For ASCs and physician groups, that means new opportunities and risks tied to deal structure, specialty focus, operational expectations and state-level regulation.

Here are five trends to watch.

1. Big-money deals are back. 

Overall deal volume only grew modestly from 2024, but activity moved toward larger transactions, with more deals that have exceeded $1 billion and a rebound in exit value. Sponsor-to-sponsor transactions nearly doubled, signaling renewed confidence and more ways for providers/platforms to monetize.

2. Private equity’s specialty interest is expanding beyond traditional physician practice management.

Investment strategies broadened beyond classic PPM specialties (ophthalmology, dentistry, dermatology) into higher-acuity areas such as cardiology and orthopedics, plus fast-growing segments such as behavioral health, med spas and healthcare IT.

3. “Tech-enabled” has become a pricing lever.

Investors stayed focused on organizations using AI-enabled tools to improve operations and clinical outcomes. Healthcare IT also contributed meaningfully to deal value, rising to about $32 billion in 2025.

4. Holding periods are longer, and the operational bar is higher.

Goal of the exercise:
Reproduce the portion of the passage on private equity deal trends from "For ASCs and" to "physician practice management.", keeping every word and punctuation mark unchanged. The page segmentation data that follows is separate material and does not belong to the passage on private equity deal trends.

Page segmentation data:
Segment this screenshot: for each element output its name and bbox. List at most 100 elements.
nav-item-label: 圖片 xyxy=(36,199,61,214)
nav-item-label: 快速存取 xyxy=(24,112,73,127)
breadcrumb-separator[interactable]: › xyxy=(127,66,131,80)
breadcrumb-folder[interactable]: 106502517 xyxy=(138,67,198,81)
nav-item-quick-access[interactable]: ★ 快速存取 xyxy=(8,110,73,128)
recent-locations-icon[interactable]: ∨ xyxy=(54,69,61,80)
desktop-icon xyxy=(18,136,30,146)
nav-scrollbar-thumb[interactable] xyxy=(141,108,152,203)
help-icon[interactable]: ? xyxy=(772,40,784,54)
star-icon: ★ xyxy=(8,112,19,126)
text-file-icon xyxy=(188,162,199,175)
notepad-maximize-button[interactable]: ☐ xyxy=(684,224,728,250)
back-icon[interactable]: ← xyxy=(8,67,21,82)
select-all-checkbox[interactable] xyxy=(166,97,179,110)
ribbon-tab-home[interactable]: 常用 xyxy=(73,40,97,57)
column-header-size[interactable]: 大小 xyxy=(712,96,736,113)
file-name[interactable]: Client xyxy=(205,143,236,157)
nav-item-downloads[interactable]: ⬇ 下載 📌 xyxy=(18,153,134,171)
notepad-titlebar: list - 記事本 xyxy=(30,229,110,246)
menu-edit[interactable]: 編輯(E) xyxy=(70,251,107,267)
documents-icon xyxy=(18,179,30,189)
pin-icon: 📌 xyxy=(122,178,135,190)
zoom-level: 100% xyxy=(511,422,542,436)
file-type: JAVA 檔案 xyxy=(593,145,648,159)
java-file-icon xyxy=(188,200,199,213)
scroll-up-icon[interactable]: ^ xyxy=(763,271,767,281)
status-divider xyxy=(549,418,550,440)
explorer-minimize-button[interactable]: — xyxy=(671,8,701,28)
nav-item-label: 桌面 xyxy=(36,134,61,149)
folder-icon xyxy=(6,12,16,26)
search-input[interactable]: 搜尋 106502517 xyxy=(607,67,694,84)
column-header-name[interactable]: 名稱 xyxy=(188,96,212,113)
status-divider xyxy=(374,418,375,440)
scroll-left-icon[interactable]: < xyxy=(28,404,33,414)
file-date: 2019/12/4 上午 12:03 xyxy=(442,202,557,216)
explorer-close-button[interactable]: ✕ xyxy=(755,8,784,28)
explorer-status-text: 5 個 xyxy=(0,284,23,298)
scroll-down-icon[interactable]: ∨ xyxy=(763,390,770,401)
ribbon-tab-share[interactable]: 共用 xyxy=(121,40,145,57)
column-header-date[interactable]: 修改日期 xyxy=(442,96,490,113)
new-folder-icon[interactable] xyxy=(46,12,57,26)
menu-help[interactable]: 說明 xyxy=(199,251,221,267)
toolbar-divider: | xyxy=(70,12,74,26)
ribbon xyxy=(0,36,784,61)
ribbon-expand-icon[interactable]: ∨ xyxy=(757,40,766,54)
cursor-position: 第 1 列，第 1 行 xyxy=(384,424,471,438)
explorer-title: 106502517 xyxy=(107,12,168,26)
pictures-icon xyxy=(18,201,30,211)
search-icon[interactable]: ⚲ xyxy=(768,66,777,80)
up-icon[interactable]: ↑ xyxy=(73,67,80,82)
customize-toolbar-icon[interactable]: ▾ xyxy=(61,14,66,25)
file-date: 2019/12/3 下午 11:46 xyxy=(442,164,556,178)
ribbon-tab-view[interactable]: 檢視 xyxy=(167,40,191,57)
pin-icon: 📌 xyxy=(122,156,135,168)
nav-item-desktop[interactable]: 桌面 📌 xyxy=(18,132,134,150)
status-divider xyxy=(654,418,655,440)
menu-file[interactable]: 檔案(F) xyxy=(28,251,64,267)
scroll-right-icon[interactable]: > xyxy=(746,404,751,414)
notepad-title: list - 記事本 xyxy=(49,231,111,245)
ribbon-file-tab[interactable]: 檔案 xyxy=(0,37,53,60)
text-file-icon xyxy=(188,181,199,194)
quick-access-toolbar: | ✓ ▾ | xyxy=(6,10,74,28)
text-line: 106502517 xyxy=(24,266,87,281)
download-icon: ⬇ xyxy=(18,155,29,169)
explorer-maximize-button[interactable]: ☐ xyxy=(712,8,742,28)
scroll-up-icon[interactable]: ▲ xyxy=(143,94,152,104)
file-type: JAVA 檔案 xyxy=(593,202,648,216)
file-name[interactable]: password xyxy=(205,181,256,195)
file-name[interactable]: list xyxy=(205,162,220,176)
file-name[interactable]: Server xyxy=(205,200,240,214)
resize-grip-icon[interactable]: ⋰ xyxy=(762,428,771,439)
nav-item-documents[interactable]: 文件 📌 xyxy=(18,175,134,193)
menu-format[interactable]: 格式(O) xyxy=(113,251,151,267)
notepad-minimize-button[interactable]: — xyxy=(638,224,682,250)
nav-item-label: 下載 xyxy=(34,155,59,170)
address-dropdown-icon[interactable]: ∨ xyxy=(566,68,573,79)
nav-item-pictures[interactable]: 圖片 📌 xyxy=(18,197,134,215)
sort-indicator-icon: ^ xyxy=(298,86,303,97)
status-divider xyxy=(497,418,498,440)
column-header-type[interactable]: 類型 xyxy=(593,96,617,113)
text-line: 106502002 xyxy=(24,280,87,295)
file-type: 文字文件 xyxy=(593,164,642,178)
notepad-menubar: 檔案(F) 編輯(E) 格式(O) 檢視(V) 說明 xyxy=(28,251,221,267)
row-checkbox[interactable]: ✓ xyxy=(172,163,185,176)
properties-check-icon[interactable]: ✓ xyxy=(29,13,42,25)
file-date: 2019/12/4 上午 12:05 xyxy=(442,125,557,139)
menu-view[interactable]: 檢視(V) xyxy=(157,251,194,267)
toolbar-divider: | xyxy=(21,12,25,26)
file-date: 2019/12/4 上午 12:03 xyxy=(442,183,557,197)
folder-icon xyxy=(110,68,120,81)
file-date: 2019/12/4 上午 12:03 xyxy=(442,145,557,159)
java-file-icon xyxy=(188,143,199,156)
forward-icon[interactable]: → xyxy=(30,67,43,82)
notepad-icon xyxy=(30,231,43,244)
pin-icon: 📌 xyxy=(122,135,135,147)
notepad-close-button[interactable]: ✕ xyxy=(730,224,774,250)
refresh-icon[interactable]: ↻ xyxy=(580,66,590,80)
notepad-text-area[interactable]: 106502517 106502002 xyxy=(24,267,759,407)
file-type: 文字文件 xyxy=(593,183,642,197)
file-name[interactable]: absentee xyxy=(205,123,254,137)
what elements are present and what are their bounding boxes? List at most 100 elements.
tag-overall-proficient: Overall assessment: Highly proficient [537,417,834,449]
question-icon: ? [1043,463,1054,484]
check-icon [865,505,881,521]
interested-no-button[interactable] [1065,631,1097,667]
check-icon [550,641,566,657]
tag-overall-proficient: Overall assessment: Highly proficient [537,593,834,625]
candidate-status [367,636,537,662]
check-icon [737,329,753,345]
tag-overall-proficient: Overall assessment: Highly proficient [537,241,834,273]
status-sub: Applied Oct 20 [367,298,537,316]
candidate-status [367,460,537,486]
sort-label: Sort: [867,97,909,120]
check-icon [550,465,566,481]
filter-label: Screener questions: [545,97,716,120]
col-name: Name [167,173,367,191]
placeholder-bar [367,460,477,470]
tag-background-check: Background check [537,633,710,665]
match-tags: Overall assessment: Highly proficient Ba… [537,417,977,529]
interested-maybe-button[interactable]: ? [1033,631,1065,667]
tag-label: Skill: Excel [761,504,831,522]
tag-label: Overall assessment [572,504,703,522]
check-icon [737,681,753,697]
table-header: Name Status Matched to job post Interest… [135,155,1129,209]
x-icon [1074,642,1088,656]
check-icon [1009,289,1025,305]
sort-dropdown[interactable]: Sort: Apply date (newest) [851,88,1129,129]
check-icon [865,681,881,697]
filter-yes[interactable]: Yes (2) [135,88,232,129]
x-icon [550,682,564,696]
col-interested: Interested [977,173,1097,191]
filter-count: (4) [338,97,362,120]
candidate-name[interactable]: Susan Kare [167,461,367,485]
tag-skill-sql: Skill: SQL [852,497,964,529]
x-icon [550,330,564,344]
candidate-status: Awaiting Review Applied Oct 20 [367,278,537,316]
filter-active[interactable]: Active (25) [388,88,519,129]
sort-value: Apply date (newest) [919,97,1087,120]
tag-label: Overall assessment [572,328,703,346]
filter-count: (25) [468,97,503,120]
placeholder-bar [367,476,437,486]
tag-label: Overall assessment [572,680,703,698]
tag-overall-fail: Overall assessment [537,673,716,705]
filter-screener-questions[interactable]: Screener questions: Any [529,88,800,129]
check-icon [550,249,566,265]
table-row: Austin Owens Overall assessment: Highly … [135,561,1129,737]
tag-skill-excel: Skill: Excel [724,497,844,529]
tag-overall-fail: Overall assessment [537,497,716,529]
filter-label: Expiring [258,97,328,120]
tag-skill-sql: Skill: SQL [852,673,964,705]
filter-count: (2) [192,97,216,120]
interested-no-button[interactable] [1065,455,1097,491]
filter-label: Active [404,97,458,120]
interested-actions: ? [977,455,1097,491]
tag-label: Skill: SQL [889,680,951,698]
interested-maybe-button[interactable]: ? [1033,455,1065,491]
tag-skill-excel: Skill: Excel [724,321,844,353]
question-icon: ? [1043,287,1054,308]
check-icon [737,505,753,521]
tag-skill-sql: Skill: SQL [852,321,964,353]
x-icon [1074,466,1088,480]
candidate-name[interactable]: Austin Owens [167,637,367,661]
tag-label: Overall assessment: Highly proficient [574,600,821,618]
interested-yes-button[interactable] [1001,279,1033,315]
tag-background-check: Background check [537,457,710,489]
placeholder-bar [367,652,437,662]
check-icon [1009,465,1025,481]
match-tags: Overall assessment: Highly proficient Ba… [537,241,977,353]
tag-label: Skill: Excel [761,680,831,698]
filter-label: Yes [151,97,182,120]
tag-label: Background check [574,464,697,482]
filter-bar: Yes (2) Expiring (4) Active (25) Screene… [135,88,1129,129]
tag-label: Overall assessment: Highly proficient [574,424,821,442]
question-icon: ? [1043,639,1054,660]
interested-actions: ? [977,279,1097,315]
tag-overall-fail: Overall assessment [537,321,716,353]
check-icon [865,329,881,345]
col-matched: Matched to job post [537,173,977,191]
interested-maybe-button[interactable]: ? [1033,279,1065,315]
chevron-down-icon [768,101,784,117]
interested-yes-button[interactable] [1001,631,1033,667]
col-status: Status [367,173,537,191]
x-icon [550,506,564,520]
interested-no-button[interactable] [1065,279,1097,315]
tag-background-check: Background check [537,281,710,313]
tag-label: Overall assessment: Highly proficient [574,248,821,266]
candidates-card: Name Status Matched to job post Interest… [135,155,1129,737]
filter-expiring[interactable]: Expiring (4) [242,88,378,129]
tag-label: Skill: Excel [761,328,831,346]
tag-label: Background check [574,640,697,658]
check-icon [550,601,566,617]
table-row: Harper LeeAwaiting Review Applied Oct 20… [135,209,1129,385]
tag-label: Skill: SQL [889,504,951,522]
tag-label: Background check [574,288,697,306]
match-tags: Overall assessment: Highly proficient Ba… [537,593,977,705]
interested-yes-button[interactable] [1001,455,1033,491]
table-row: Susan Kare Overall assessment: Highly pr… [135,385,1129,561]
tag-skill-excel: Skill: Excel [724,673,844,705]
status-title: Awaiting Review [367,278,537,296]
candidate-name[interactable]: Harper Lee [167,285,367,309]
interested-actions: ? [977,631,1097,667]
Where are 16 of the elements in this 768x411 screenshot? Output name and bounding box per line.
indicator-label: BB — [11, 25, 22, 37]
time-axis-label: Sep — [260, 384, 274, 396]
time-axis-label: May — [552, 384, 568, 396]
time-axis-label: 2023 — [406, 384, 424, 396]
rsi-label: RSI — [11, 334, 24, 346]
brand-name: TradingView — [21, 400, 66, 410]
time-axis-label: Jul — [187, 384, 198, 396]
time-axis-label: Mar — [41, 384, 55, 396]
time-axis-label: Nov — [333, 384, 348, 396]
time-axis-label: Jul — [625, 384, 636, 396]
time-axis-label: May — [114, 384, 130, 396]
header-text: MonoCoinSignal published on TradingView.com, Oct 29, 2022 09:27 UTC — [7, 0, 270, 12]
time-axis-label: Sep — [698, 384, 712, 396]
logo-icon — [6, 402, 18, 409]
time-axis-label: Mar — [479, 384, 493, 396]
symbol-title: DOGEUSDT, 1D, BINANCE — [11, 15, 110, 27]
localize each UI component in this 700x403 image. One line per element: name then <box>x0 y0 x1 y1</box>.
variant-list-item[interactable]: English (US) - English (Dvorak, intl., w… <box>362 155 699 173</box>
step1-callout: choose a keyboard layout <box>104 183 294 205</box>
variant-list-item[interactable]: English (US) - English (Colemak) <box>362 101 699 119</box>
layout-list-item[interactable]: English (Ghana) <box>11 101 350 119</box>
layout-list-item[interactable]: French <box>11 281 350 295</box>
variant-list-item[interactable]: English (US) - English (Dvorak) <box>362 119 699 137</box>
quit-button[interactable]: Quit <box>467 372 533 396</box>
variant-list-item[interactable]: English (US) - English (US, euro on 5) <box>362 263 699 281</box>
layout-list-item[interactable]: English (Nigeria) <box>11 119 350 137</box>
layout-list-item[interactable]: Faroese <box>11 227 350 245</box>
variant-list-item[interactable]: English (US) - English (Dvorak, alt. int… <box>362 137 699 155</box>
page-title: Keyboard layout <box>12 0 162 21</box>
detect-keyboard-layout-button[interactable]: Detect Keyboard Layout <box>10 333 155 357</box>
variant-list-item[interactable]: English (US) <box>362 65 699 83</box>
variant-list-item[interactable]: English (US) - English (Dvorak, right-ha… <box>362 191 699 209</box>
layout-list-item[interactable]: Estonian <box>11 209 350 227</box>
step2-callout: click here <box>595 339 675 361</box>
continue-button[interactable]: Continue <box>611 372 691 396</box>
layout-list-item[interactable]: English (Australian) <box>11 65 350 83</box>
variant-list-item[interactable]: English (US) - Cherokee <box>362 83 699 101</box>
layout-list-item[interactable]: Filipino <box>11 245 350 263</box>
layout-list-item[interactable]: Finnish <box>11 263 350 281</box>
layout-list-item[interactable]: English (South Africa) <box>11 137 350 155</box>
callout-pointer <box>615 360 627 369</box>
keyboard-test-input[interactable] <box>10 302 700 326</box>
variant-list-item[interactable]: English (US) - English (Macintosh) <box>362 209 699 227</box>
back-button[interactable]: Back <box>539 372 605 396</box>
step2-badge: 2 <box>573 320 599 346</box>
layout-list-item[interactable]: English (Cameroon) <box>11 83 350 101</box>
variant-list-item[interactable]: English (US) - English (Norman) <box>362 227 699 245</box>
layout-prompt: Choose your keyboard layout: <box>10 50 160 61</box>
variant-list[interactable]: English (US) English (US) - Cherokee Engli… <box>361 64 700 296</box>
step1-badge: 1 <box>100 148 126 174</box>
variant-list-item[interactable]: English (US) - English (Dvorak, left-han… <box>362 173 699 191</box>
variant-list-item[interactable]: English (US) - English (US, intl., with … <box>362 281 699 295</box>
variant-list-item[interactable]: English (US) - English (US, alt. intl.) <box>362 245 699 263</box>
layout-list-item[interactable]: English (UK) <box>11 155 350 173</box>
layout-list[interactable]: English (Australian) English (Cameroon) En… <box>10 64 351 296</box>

Result:
For ASCs and physician groups, that means new opportunities and risks tied to deal structure, specialty focus, operational expectations and state-level regulation.

Here are five trends to watch.

1. Big-money deals are back. 

Overall deal volume only grew modestly from 2024, but activity moved toward larger transactions, with more deals that have exceeded $1 billion and a rebound in exit value. Sponsor-to-sponsor transactions nearly doubled, signaling renewed confidence and more ways for providers/platforms to monetize.

2. Private equity’s specialty interest is expanding beyond traditional physician practice management.